| MATERIAL FOR THIS TASK |
────────────────────

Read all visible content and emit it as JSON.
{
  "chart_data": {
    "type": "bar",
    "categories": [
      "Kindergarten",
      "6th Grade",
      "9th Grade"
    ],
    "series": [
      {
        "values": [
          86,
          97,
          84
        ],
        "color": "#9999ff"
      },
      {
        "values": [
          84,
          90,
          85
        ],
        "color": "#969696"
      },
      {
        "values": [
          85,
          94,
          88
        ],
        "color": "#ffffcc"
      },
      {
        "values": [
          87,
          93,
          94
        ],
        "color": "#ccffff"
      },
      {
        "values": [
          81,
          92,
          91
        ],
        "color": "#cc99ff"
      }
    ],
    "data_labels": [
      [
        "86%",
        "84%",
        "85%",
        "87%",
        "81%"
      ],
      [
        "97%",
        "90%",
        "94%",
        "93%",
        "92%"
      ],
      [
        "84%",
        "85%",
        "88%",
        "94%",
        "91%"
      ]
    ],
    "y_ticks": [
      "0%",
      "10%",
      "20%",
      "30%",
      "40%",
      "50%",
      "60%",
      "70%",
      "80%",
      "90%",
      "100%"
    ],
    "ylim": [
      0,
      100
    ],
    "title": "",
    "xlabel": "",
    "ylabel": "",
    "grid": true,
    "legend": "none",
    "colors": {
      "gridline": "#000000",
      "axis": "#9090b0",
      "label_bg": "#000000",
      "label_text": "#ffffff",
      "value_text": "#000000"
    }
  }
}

────────────────────

Type out the whole listing above again, exactly as it stands.

Read all visible content and emit it as JSON.
{
  "chart_data": {
    "type": "bar",
    "categories": [
      "Kindergarten",
      "6th Grade",
      "9th Grade"
    ],
    "series": [
      {
        "values": [
          86,
          97,
          84
        ],
        "color": "#9999ff"
      },
      {
        "values": [
          84,
          90,
          85
        ],
        "color": "#969696"
      },
      {
        "values": [
          85,
          94,
          88
        ],
        "color": "#ffffcc"
      },
      {
        "values": [
          87,
          93,
          94
        ],
        "color": "#ccffff"
      },
      {
        "values": [
          81,
          92,
          91
        ],
        "color": "#cc99ff"
      }
    ],
    "data_labels": [
      [
        "86%",
        "84%",
        "85%",
        "87%",
        "81%"
      ],
      [
        "97%",
        "90%",
        "94%",
        "93%",
        "92%"
      ],
      [
        "84%",
        "85%",
        "88%",
        "94%",
        "91%"
      ]
    ],
    "y_ticks": [
      "0%",
      "10%",
      "20%",
      "30%",
      "40%",
      "50%",
      "60%",
      "70%",
      "80%",
      "90%",
      "100%"
    ],
    "ylim": [
      0,
      100
    ],
    "title": "",
    "xlabel": "",
    "ylabel": "",
    "grid": true,
    "legend": "none",
    "colors": {
      "gridline": "#000000",
      "axis": "#9090b0",
      "label_bg": "#000000",
      "label_text": "#ffffff",
      "value_text": "#000000"
    }
  }
}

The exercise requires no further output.